The task
Write out the data again with "staticText" replaced by "textLabel" everywhere and all else unchanged. Omit the pictures.

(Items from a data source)
+--

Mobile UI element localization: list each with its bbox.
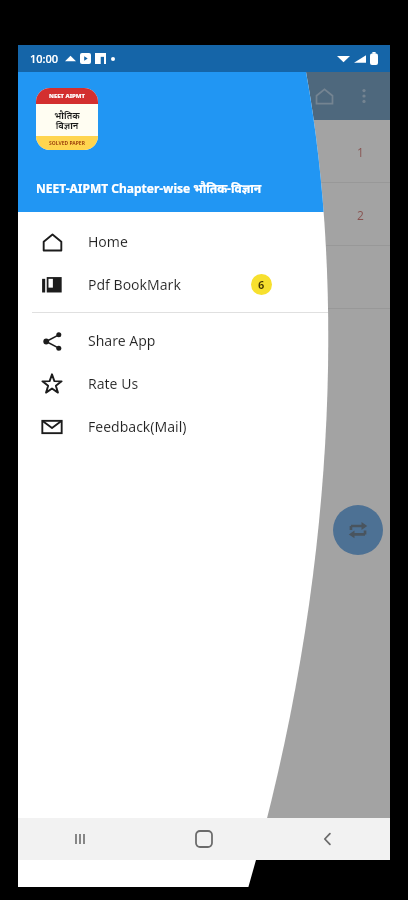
staticText: 6 <box>258 277 265 292</box>
button[interactable]: More options <box>344 76 384 116</box>
button[interactable]: Recents <box>18 818 142 860</box>
staticText: Rate Us <box>88 374 139 393</box>
staticText: NEET AIPMT <box>49 92 85 100</box>
staticText: 10:00 <box>30 51 59 66</box>
button[interactable]: Home <box>142 818 266 860</box>
staticText: 2 <box>357 207 364 223</box>
button[interactable]: Feedback(Mail) <box>18 405 338 448</box>
button[interactable]: Home <box>18 220 338 263</box>
button[interactable]: Back <box>266 818 390 860</box>
staticText: SOLVED PAPER <box>49 140 85 147</box>
button[interactable]: Share App <box>18 319 338 362</box>
staticText: Feedback(Mail) <box>88 417 187 436</box>
staticText: भौतिक विज्ञान <box>54 109 80 131</box>
button[interactable]: Pdf BookMark <box>18 263 338 306</box>
button[interactable]: Rate Us <box>18 362 338 405</box>
staticText: Pdf BookMark <box>88 275 181 294</box>
button[interactable]: Home <box>304 76 344 116</box>
staticText: 1 <box>357 144 364 160</box>
staticText: Home <box>88 232 128 251</box>
button[interactable]: Shuffle <box>333 505 383 555</box>
staticText: NEET-AIPMT Chapter-wise भौतिक-विज्ञान <box>36 180 262 196</box>
staticText: Share App <box>88 331 156 350</box>
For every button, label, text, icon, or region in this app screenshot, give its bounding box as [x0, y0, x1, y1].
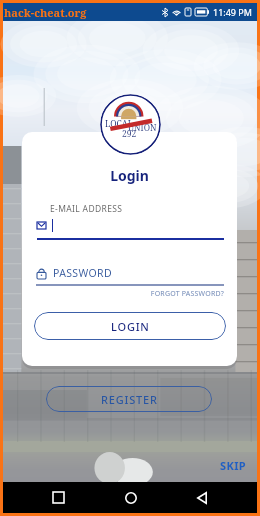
staticText: REGISTER [101, 392, 158, 407]
staticText: PASSWORD [53, 266, 112, 280]
staticText: Login [22, 166, 237, 185]
staticText: SKIP [220, 458, 247, 473]
button[interactable]: Recents [43, 482, 74, 513]
staticText: LOCAL [105, 118, 134, 130]
staticText: UNION [128, 122, 157, 134]
button[interactable]: REGISTER [46, 386, 212, 412]
staticText: E-MAIL ADDRESS [50, 203, 123, 215]
button[interactable]: SKIP [216, 455, 250, 475]
button[interactable]: LOGIN [34, 312, 226, 340]
staticText: LOGIN [111, 319, 150, 334]
button[interactable]: Home [115, 482, 146, 513]
staticText: 11:49 PM [213, 6, 252, 18]
button[interactable]: FORGOT PASSWORD? [36, 289, 224, 299]
staticText: hack-cheat.org [4, 5, 87, 20]
staticText: 292 [122, 128, 137, 140]
button[interactable]: Back [186, 482, 217, 513]
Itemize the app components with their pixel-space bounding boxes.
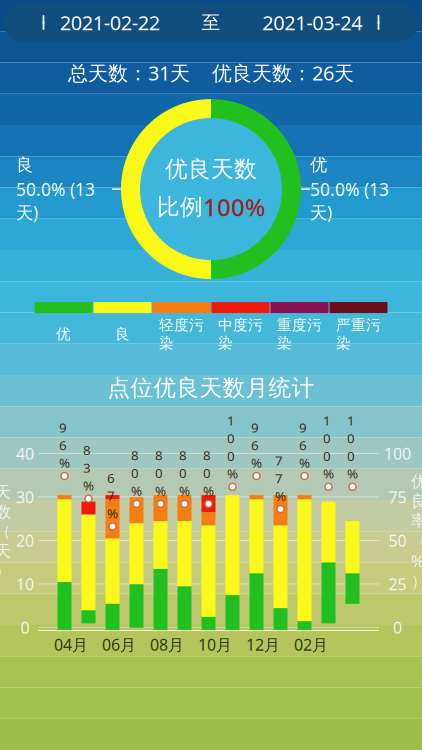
staticText: 100% [227, 412, 238, 482]
staticText: 96% [251, 418, 262, 472]
button[interactable]: 2021-03-24 [254, 5, 370, 40]
staticText: 75 [388, 486, 406, 508]
staticText: 83% [83, 441, 94, 494]
staticText: 02月 [294, 634, 328, 655]
staticText: 轻度污染 [159, 316, 204, 352]
staticText: 100% [203, 191, 265, 223]
staticText: 25 [388, 574, 406, 595]
staticText: 08月 [150, 634, 184, 655]
staticText: 50.0% (13天) [16, 178, 95, 224]
staticText: 2021-03-24 [262, 9, 362, 36]
staticText: 96% [299, 418, 310, 472]
staticText: 优 [56, 325, 71, 343]
button[interactable]: 2021-02-22 [52, 5, 168, 40]
staticText: 良 [115, 325, 130, 343]
staticText: 10 [16, 574, 34, 595]
staticText: 30 [16, 486, 34, 508]
staticText: 96% [59, 418, 70, 472]
staticText: 80% [179, 446, 190, 499]
staticText: 比例 [157, 193, 203, 221]
staticText: 04月 [54, 634, 88, 655]
staticText: 良 [16, 154, 33, 176]
staticText: 总天数：31天 [68, 60, 190, 86]
staticText: 10月 [198, 634, 232, 655]
staticText: 50 [388, 530, 406, 551]
staticText: 0 [393, 617, 402, 638]
staticText: 20 [16, 530, 34, 551]
staticText: 100% [323, 412, 334, 482]
staticText: 100 [384, 443, 411, 464]
staticText: 12月 [246, 634, 280, 655]
staticText: 77% [275, 452, 286, 505]
staticText: 重度污染 [277, 316, 322, 352]
staticText: 优良天数 [165, 155, 257, 183]
staticText: 40 [16, 443, 34, 464]
staticText: 06月 [102, 634, 136, 655]
button[interactable]: Next period [370, 12, 384, 34]
staticText: 严重污染 [336, 316, 381, 352]
staticText: 100% [347, 412, 358, 482]
staticText: 80% [203, 446, 214, 499]
staticText: 优良率（%） [411, 472, 422, 591]
staticText: 80% [155, 446, 166, 499]
staticText: 至 [202, 11, 220, 34]
staticText: 2021-02-22 [60, 9, 160, 36]
staticText: 50.0% (13天) [310, 178, 389, 224]
staticText: 优 [310, 154, 327, 176]
staticText: 点位优良天数月统计 [108, 374, 314, 402]
staticText: 中度污染 [218, 316, 263, 352]
staticText: 80% [131, 446, 142, 499]
staticText: 0 [20, 617, 30, 638]
staticText: 优良天数：26天 [212, 60, 354, 86]
staticText: 67% [107, 469, 118, 522]
staticText: 天数（天） [0, 482, 11, 581]
button[interactable]: Previous period [38, 12, 52, 34]
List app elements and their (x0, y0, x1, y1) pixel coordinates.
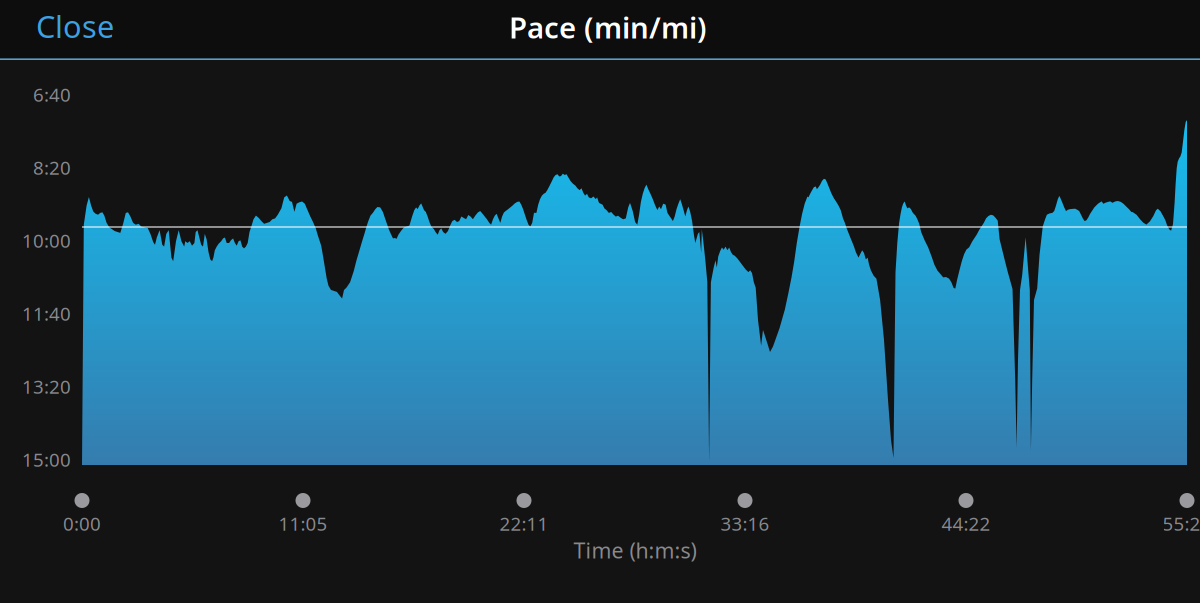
staticText: 11:05 (278, 511, 328, 536)
staticText: Time (h:m:s) (574, 536, 696, 564)
button[interactable]: Close (0, 0, 138, 60)
staticText: 10:00 (22, 228, 71, 253)
staticText: 6:40 (33, 82, 71, 107)
staticText: Pace (min/mi) (509, 8, 707, 47)
staticText: 15:00 (22, 447, 71, 472)
staticText: 0:00 (63, 511, 101, 536)
staticText: 55:27 (1162, 511, 1200, 536)
staticText: 13:20 (22, 374, 71, 399)
staticText: 33:16 (720, 511, 770, 536)
staticText: 11:40 (22, 301, 71, 326)
staticText: Close (36, 6, 114, 46)
staticText: 8:20 (33, 155, 71, 180)
staticText: 22:11 (500, 511, 548, 536)
staticText: 44:22 (942, 511, 990, 536)
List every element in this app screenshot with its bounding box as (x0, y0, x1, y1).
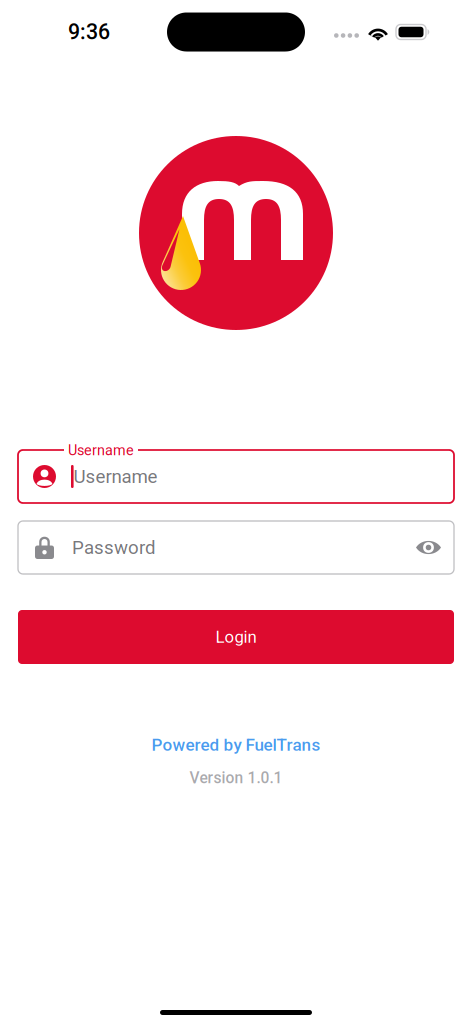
staticText: Username (68, 442, 134, 459)
staticText: Username (74, 466, 158, 488)
button[interactable]: Login (18, 610, 454, 664)
staticText: 9:36 (68, 20, 110, 44)
staticText: Password (72, 537, 156, 558)
button[interactable]: Password (18, 521, 454, 574)
staticText: Login (216, 627, 256, 647)
staticText: Powered by FuelTrans (152, 735, 320, 755)
button[interactable]: Username (18, 450, 454, 503)
staticText: Version 1.0.1 (190, 769, 282, 787)
button[interactable]: Powered by FuelTrans (152, 734, 320, 756)
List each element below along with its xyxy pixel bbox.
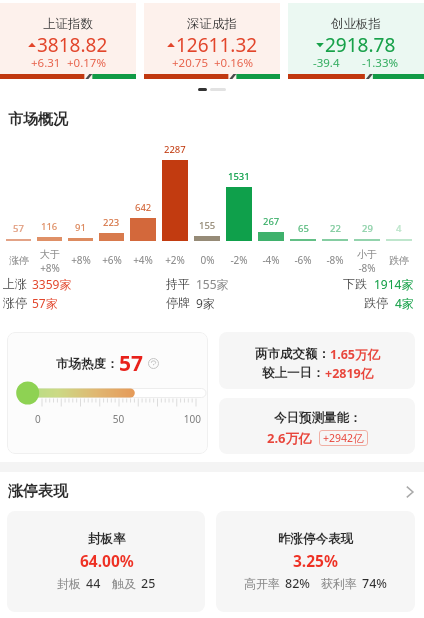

+--

Exercise output
Mobile UI element localization: list each with its bbox.
textLabel: 6 <box>258 277 265 292</box>
button[interactable]: More options <box>344 76 384 116</box>
button[interactable]: Recents <box>18 818 142 860</box>
textLabel: Rate Us <box>88 374 139 393</box>
textLabel: NEET AIPMT <box>49 92 85 100</box>
textLabel: 10:00 <box>30 51 59 66</box>
button[interactable]: Home <box>142 818 266 860</box>
textLabel: 2 <box>357 207 364 223</box>
button[interactable]: Feedback(Mail) <box>18 405 338 448</box>
button[interactable]: Home <box>18 220 338 263</box>
button[interactable]: Back <box>266 818 390 860</box>
textLabel: SOLVED PAPER <box>49 140 85 147</box>
button[interactable]: Share App <box>18 319 338 362</box>
textLabel: Feedback(Mail) <box>88 417 187 436</box>
textLabel: भौतिक विज्ञान <box>54 109 80 131</box>
button[interactable]: Pdf BookMark <box>18 263 338 306</box>
button[interactable]: Rate Us <box>18 362 338 405</box>
textLabel: Pdf BookMark <box>88 275 181 294</box>
button[interactable]: Home <box>304 76 344 116</box>
textLabel: 1 <box>357 144 364 160</box>
textLabel: Home <box>88 232 128 251</box>
button[interactable]: Shuffle <box>333 505 383 555</box>
textLabel: NEET-AIPMT Chapter-wise भौतिक-विज्ञान <box>36 180 262 196</box>
textLabel: Share App <box>88 331 156 350</box>
For every button, label, text, icon, or region in this app screenshot, give its bounding box as [x0, y0, x1, y1].
textLabel: REGISTER [101, 392, 158, 407]
textLabel: PASSWORD [53, 266, 112, 280]
textLabel: Login [22, 166, 237, 185]
textLabel: SKIP [220, 458, 247, 473]
button[interactable]: Recents [43, 482, 74, 513]
textLabel: LOCAL [105, 118, 134, 130]
textLabel: UNION [128, 122, 157, 134]
button[interactable]: REGISTER [46, 386, 212, 412]
textLabel: E-MAIL ADDRESS [50, 203, 123, 215]
button[interactable]: SKIP [216, 455, 250, 475]
button[interactable]: LOGIN [34, 312, 226, 340]
textLabel: LOGIN [111, 319, 150, 334]
button[interactable]: Home [115, 482, 146, 513]
textLabel: 11:49 PM [213, 6, 252, 18]
button[interactable]: FORGOT PASSWORD? [36, 289, 224, 299]
textLabel: hack-cheat.org [4, 5, 87, 20]
textLabel: 292 [122, 128, 137, 140]
button[interactable]: Back [186, 482, 217, 513]
Itemize the app components with their pixel-space bounding boxes.
textLabel: 100% [227, 412, 238, 482]
textLabel: 96% [251, 418, 262, 472]
button[interactable]: 2021-03-24 [254, 5, 370, 40]
textLabel: 75 [388, 486, 406, 508]
textLabel: 83% [83, 441, 94, 494]
textLabel: 02月 [294, 634, 328, 655]
textLabel: 轻度污染 [159, 316, 204, 352]
textLabel: 100% [203, 191, 265, 223]
textLabel: 25 [388, 574, 406, 595]
textLabel: 08月 [150, 634, 184, 655]
textLabel: 50.0% (13天) [16, 178, 95, 224]
textLabel: 2021-03-24 [262, 9, 362, 36]
textLabel: 96% [299, 418, 310, 472]
textLabel: 优 [56, 325, 71, 343]
button[interactable]: 2021-02-22 [52, 5, 168, 40]
textLabel: 良 [115, 325, 130, 343]
textLabel: 10 [16, 574, 34, 595]
textLabel: 30 [16, 486, 34, 508]
textLabel: 96% [59, 418, 70, 472]
textLabel: 80% [179, 446, 190, 499]
textLabel: 比例 [157, 193, 203, 221]
textLabel: 04月 [54, 634, 88, 655]
textLabel: 良 [16, 154, 33, 176]
textLabel: 总天数：31天 [68, 60, 190, 86]
textLabel: 10月 [198, 634, 232, 655]
textLabel: 50 [388, 530, 406, 551]
textLabel: 0 [393, 617, 402, 638]
textLabel: 20 [16, 530, 34, 551]
textLabel: 100% [323, 412, 334, 482]
textLabel: 100 [384, 443, 411, 464]
textLabel: 12月 [246, 634, 280, 655]
textLabel: 77% [275, 452, 286, 505]
textLabel: 重度污染 [277, 316, 322, 352]
textLabel: 优良天数 [165, 155, 257, 183]
textLabel: 40 [16, 443, 34, 464]
textLabel: 06月 [102, 634, 136, 655]
button[interactable]: Next period [370, 12, 384, 34]
textLabel: 严重污染 [336, 316, 381, 352]
textLabel: 100% [347, 412, 358, 482]
textLabel: 80% [203, 446, 214, 499]
textLabel: 优良率（%） [411, 472, 422, 591]
textLabel: 80% [155, 446, 166, 499]
textLabel: 至 [202, 11, 220, 34]
textLabel: 2021-02-22 [60, 9, 160, 36]
textLabel: 50.0% (13天) [310, 178, 389, 224]
textLabel: 优 [310, 154, 327, 176]
textLabel: 点位优良天数月统计 [108, 374, 314, 402]
textLabel: 中度污染 [218, 316, 263, 352]
textLabel: 80% [131, 446, 142, 499]
textLabel: 0 [20, 617, 30, 638]
textLabel: 优良天数：26天 [212, 60, 354, 86]
textLabel: 67% [107, 469, 118, 522]
textLabel: 天数（天） [0, 482, 11, 581]
button[interactable]: Previous period [38, 12, 52, 34]
List app elements and their (x0, y0, x1, y1) pixel coordinates.
textLabel: 11:05 (278, 511, 328, 536)
textLabel: Time (h:m:s) (574, 536, 696, 564)
button[interactable]: Close (0, 0, 138, 60)
textLabel: 10:00 (22, 228, 71, 253)
textLabel: 6:40 (33, 82, 71, 107)
textLabel: Pace (min/mi) (509, 8, 707, 47)
textLabel: 15:00 (22, 447, 71, 472)
textLabel: 0:00 (63, 511, 101, 536)
textLabel: 55:27 (1162, 511, 1200, 536)
textLabel: 13:20 (22, 374, 71, 399)
textLabel: 33:16 (720, 511, 770, 536)
textLabel: 11:40 (22, 301, 71, 326)
textLabel: Close (36, 6, 114, 46)
textLabel: 8:20 (33, 155, 71, 180)
textLabel: 22:11 (500, 511, 548, 536)
textLabel: 44:22 (942, 511, 990, 536)
List every element in this app screenshot with its bounding box as (x0, y0, x1, y1).
textLabel: Username (68, 442, 134, 459)
textLabel: Username (74, 466, 158, 488)
button[interactable]: Login (18, 610, 454, 664)
textLabel: 9:36 (68, 20, 110, 44)
textLabel: Password (72, 537, 156, 558)
button[interactable]: Password (18, 521, 454, 574)
textLabel: Login (216, 627, 256, 647)
textLabel: Powered by FuelTrans (152, 735, 320, 755)
button[interactable]: Username (18, 450, 454, 503)
textLabel: Version 1.0.1 (190, 769, 282, 787)
button[interactable]: Powered by FuelTrans (152, 734, 320, 756)
List each element below along with its xyxy pixel bbox.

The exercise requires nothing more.